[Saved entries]
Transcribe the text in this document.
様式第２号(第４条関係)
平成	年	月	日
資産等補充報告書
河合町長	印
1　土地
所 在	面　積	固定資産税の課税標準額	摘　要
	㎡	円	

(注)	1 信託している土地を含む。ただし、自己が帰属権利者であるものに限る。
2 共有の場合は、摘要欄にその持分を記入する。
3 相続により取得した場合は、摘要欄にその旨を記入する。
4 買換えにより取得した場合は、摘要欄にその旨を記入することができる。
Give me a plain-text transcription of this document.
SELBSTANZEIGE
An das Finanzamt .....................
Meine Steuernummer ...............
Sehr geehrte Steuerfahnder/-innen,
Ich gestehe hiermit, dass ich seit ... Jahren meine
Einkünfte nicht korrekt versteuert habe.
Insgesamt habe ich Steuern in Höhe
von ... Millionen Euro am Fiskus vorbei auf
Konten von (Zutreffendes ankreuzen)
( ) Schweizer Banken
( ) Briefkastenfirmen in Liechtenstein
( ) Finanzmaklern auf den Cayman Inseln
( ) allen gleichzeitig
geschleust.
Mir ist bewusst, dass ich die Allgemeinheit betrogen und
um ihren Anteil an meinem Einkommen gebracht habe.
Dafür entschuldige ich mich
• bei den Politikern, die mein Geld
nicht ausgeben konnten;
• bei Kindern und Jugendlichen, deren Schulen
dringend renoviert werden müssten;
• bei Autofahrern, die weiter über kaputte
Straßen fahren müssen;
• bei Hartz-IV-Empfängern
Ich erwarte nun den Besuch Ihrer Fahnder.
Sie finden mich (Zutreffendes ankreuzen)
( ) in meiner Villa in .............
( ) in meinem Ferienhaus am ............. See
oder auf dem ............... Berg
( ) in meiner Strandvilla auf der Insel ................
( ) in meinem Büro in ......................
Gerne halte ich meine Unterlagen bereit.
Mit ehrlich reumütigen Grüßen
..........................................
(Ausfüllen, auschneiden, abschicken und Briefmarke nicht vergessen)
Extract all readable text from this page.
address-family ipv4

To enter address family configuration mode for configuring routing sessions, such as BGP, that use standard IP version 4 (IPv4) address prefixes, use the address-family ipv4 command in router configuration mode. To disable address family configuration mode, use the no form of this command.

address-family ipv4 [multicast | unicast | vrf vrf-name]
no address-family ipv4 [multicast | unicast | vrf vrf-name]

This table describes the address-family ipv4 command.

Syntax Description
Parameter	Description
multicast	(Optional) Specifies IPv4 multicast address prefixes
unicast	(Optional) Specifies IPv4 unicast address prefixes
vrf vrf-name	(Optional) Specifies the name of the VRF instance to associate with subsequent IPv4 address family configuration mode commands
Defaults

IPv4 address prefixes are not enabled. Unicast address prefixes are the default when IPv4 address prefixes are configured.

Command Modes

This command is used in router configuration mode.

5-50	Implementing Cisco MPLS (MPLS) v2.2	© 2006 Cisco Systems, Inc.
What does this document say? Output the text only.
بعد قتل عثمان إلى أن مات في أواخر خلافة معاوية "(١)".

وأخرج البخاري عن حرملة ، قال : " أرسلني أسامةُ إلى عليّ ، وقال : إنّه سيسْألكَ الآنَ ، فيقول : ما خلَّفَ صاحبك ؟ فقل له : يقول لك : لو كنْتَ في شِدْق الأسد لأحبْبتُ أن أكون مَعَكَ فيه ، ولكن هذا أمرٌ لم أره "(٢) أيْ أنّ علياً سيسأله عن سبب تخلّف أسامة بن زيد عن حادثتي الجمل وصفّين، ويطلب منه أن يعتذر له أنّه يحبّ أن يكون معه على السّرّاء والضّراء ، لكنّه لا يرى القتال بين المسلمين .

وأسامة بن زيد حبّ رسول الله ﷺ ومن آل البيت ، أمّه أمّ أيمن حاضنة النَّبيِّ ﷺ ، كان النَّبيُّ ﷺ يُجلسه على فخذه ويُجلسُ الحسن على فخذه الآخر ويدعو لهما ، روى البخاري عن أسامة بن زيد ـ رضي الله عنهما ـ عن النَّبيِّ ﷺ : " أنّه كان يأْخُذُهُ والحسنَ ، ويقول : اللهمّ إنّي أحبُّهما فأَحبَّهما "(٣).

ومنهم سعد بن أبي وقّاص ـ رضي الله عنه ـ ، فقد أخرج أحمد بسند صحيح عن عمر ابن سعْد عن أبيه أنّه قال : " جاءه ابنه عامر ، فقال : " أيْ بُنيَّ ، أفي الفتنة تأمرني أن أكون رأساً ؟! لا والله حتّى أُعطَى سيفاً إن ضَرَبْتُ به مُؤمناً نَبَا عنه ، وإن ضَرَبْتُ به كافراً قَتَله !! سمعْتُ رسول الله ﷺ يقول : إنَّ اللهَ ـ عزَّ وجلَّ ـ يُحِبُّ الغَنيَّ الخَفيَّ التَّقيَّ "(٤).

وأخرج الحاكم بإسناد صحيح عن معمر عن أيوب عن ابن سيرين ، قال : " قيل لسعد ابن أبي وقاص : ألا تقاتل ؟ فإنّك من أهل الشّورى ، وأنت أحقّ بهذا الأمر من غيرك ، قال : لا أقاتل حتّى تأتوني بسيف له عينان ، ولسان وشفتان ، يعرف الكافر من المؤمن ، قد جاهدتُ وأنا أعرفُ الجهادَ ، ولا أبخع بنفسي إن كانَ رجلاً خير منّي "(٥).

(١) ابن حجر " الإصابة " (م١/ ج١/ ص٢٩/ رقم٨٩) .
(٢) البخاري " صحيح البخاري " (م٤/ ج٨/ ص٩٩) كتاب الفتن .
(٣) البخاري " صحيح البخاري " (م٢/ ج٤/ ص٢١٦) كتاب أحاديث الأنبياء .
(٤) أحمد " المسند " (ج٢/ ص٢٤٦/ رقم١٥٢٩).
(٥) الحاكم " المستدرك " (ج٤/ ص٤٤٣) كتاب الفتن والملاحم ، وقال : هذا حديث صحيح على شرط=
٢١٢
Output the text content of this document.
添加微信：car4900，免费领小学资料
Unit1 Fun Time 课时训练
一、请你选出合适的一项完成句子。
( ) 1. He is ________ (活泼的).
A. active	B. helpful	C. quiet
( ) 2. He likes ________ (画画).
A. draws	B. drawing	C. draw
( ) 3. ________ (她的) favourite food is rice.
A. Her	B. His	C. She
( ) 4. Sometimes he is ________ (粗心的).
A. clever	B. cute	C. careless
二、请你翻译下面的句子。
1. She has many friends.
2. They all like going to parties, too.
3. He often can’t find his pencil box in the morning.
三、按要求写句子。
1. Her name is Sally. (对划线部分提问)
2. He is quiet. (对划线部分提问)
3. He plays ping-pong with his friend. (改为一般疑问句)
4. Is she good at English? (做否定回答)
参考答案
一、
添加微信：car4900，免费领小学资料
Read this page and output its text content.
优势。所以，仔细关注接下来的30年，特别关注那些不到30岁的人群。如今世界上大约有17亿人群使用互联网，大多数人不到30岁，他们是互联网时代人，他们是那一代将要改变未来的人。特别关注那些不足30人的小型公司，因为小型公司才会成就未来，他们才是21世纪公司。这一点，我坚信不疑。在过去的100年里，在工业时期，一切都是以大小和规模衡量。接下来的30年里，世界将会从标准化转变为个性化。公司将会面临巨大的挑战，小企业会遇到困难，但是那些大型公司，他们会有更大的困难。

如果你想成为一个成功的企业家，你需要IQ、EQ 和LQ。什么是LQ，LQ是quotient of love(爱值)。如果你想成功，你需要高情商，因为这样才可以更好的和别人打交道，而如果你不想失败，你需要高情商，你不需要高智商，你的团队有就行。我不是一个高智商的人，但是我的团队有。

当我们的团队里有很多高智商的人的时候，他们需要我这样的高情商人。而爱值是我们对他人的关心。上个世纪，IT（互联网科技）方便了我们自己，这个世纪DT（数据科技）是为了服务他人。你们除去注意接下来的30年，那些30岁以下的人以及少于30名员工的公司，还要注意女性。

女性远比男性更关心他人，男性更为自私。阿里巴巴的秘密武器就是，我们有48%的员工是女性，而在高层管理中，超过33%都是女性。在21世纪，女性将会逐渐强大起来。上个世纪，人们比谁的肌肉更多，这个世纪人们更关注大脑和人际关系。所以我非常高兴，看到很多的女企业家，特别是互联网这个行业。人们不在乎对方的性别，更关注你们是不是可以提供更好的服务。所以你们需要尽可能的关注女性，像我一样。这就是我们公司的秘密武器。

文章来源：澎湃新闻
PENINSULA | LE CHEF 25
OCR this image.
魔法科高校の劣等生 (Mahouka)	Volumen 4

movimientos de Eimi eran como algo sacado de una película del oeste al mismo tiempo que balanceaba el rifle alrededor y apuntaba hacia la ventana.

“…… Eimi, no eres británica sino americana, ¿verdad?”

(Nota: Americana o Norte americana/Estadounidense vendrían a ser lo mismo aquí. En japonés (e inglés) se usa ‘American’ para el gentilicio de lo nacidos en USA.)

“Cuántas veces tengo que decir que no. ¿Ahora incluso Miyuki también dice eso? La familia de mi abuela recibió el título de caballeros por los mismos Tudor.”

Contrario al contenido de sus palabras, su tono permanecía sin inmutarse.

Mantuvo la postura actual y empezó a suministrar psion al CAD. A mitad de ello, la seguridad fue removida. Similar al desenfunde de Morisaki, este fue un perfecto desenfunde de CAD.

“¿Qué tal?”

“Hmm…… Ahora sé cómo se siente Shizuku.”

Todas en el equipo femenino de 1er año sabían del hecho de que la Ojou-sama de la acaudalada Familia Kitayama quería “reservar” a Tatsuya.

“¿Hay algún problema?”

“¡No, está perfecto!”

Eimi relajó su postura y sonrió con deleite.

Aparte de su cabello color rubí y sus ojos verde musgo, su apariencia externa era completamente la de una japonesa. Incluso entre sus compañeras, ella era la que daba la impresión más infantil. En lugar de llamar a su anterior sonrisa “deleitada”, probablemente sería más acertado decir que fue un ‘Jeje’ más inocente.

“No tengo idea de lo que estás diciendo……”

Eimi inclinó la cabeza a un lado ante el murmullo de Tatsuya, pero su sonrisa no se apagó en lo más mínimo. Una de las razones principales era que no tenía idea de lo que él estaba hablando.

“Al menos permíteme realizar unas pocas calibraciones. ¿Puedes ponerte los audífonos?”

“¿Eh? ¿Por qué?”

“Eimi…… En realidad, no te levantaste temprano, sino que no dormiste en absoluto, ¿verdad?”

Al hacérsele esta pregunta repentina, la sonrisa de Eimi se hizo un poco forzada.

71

Request: How many of the lines above contain the string "كتاب"? Give the number only.

Result below: 3